[Task requirements]
Transcribe the records below in full; pictures stay out of the copy.

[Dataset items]

........

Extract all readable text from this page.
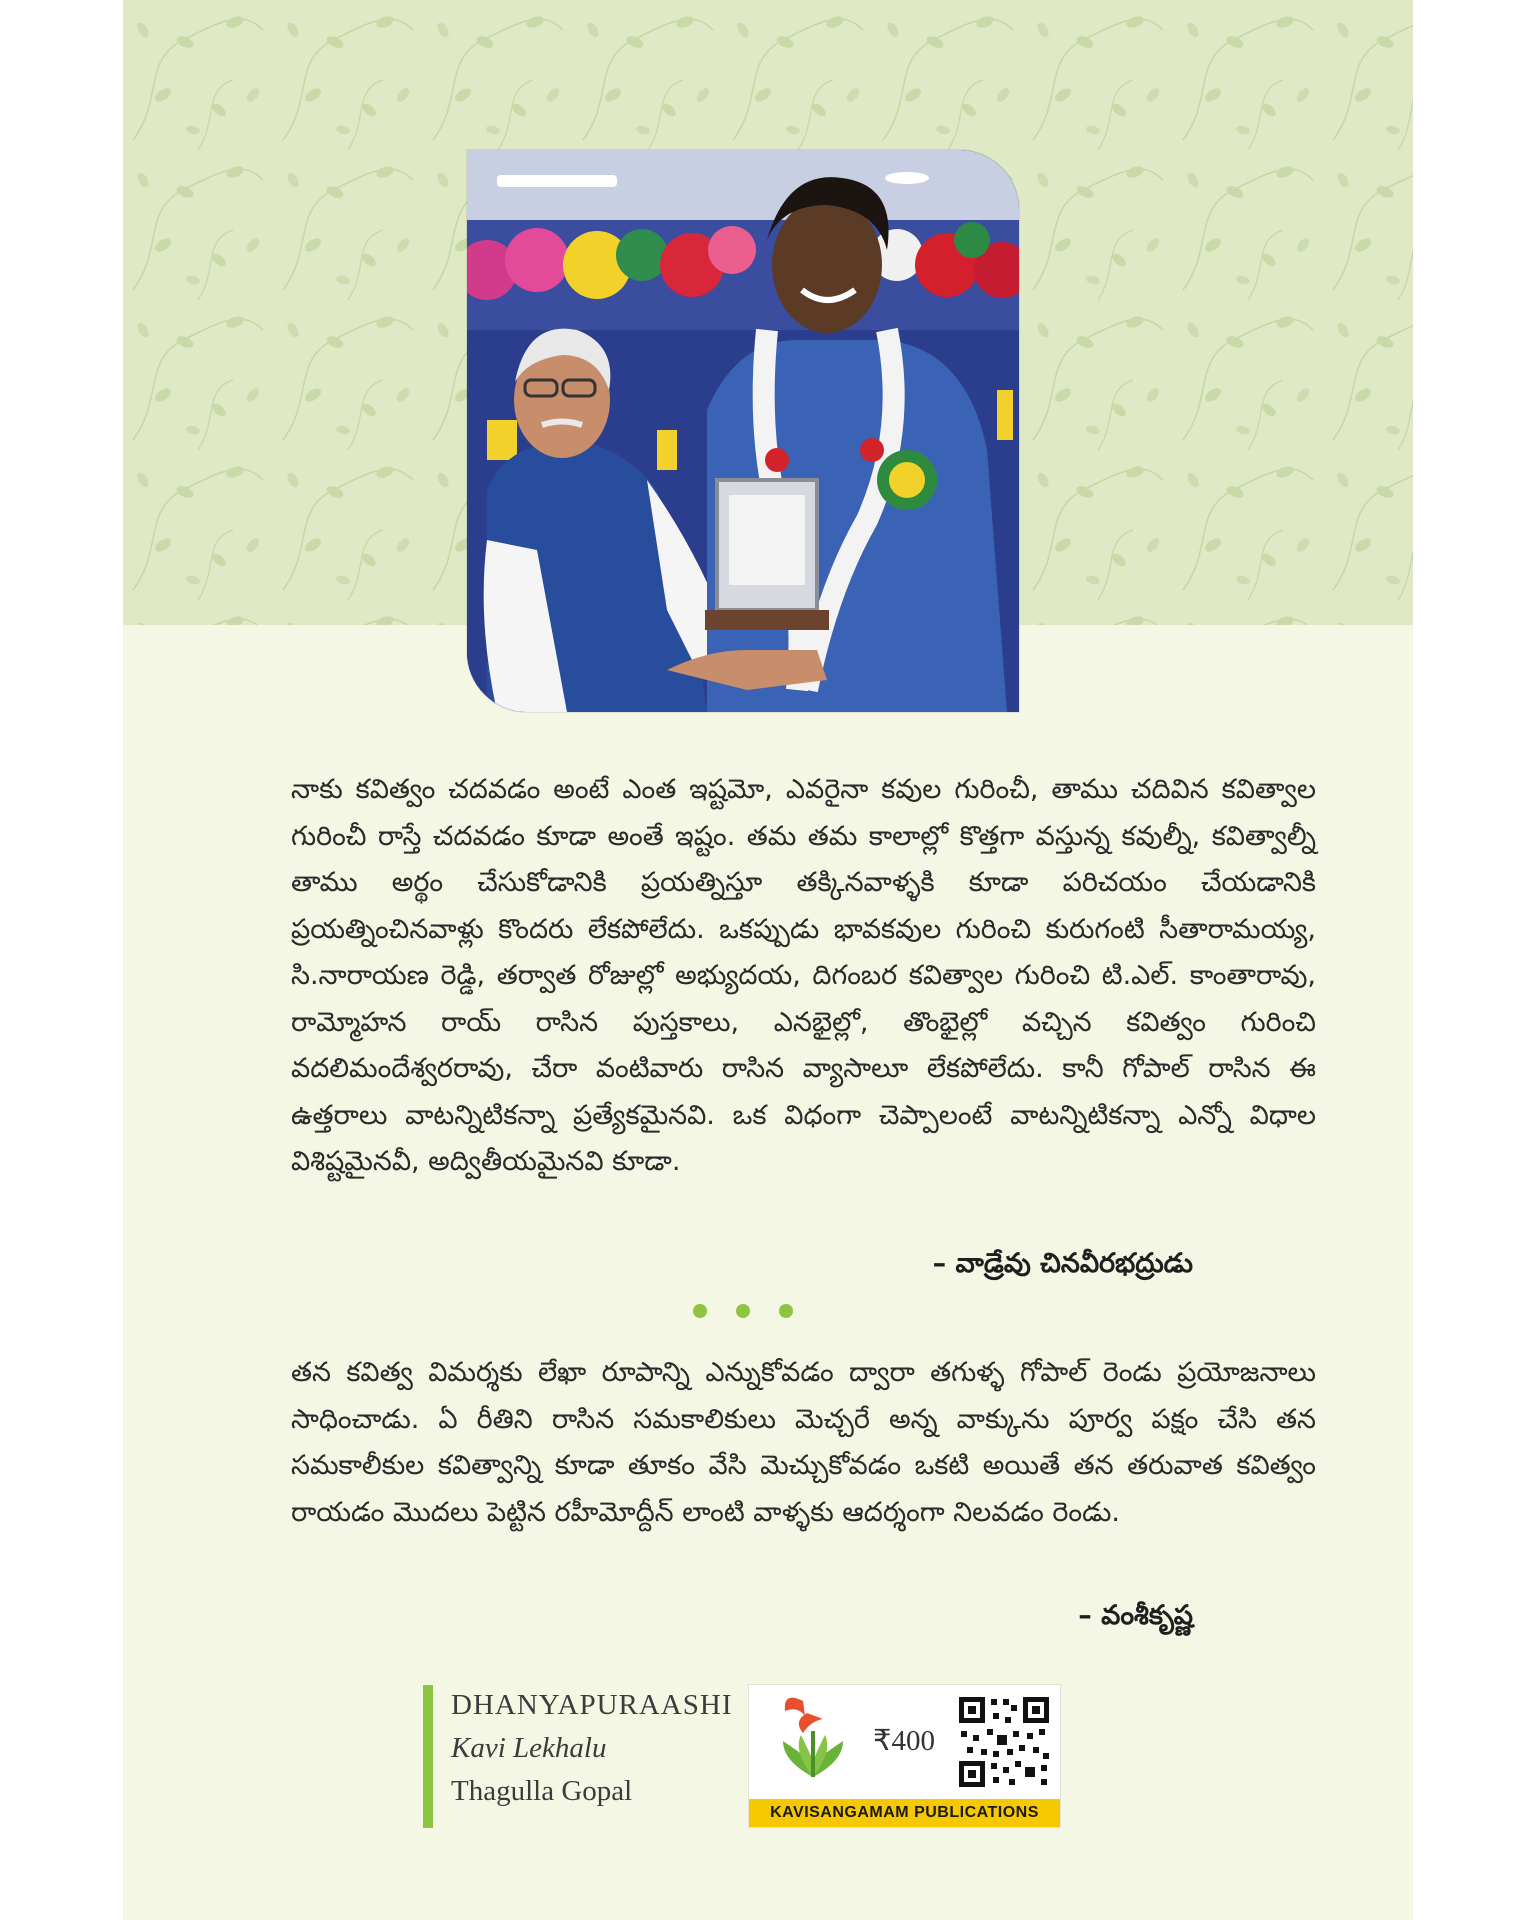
నాకు కవిత్వం చదవడం అంటే ఎంత ఇష్టమో, ఎవరైనా కవుల గురించీ, తాము చదివిన కవిత్వాల గురించీ రాస్తే చదవడం కూడా అంతే ఇష్టం. తమ తమ కాలాల్లో కొత్తగా వస్తున్న కవుల్నీ, కవిత్వాల్నీ తాము అర్థం చేసుకోడానికి ప్రయత్నిస్తూ తక్కినవాళ్ళకి కూడా పరిచయం చేయడానికి ప్రయత్నించినవాళ్లు కొందరు లేకపోలేదు. ఒకప్పుడు భావకవుల గురించి కురుగంటి సీతారామయ్య, సి.నారాయణ రెడ్డి, తర్వాత రోజుల్లో అభ్యుదయ, దిగంబర కవిత్వాల గురించి టి.ఎల్. కాంతారావు, రామ్మోహన రాయ్ రాసిన పుస్తకాలు, ఎనభైల్లో, తొంభైల్లో వచ్చిన కవిత్వం గురించి వదలిమందేశ్వరరావు, చేరా వంటివారు రాసిన వ్యాసాలూ లేకపోలేదు. కానీ గోపాల్ రాసిన ఈ ఉత్తరాలు వాటన్నిటికన్నా ప్రత్యేకమైనవి. ఒక విధంగా చెప్పాలంటే వాటన్నిటికన్నా ఎన్నో విధాల విశిష్టమైనవీ, అద్వితీయమైనవి కూడా.

– వాడ్రేవు చినవీరభద్రుడు

తన కవిత్వ విమర్శకు లేఖా రూపాన్ని ఎన్నుకోవడం ద్వారా తగుళ్ళ గోపాల్ రెండు ప్రయోజనాలు సాధించాడు. ఏ రీతిని రాసిన సమకాలికులు మెచ్చరే అన్న వాక్కును పూర్వ పక్షం చేసి తన సమకాలీకుల కవిత్వాన్ని కూడా తూకం వేసి మెచ్చుకోవడం ఒకటి అయితే తన తరువాత కవిత్వం రాయడం మొదలు పెట్టిన రహీమోద్దీన్ లాంటి వాళ్ళకు ఆదర్శంగా నిలవడం రెండు.

– వంశీకృష్ణ
DHANYAPURAASHI
Kavi Lekhalu
Thagulla Gopal
₹400
KAVISANGAMAM PUBLICATIONS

........

[Solved problem]
Extract all readable text from this page.
నాకు కవిత్వం చదవడం అంటే ఎంత ఇష్టమో, ఎవరైనా కవుల గురించీ, తాము చదివిన కవిత్వాల గురించీ రాస్తే చదవడం కూడా అంతే ఇష్టం. తమ తమ కాలాల్లో కొత్తగా వస్తున్న కవుల్నీ, కవిత్వాల్నీ తాము అర్థం చేసుకోడానికి ప్రయత్నిస్తూ తక్కినవాళ్ళకి కూడా పరిచయం చేయడానికి ప్రయత్నించినవాళ్లు కొందరు లేకపోలేదు. ఒకప్పుడు భావకవుల గురించి కురుగంటి సీతారామయ్య, సి.నారాయణ రెడ్డి, తర్వాత రోజుల్లో అభ్యుదయ, దిగంబర కవిత్వాల గురించి టి.ఎల్. కాంతారావు, రామ్మోహన రాయ్ రాసిన పుస్తకాలు, ఎనభైల్లో, తొంభైల్లో వచ్చిన కవిత్వం గురించి వదలిమందేశ్వరరావు, చేరా వంటివారు రాసిన వ్యాసాలూ లేకపోలేదు. కానీ గోపాల్ రాసిన ఈ ఉత్తరాలు వాటన్నిటికన్నా ప్రత్యేకమైనవి. ఒక విధంగా చెప్పాలంటే వాటన్నిటికన్నా ఎన్నో విధాల విశిష్టమైనవీ, అద్వితీయమైనవి కూడా.

– వాడ్రేవు చినవీరభద్రుడు

తన కవిత్వ విమర్శకు లేఖా రూపాన్ని ఎన్నుకోవడం ద్వారా తగుళ్ళ గోపాల్ రెండు ప్రయోజనాలు సాధించాడు. ఏ రీతిని రాసిన సమకాలికులు మెచ్చరే అన్న వాక్కును పూర్వ పక్షం చేసి తన సమకాలీకుల కవిత్వాన్ని కూడా తూకం వేసి మెచ్చుకోవడం ఒకటి అయితే తన తరువాత కవిత్వం రాయడం మొదలు పెట్టిన రహీమోద్దీన్ లాంటి వాళ్ళకు ఆదర్శంగా నిలవడం రెండు.

– వంశీకృష్ణ
DHANYAPURAASHI
Kavi Lekhalu
Thagulla Gopal
₹400
KAVISANGAMAM PUBLICATIONS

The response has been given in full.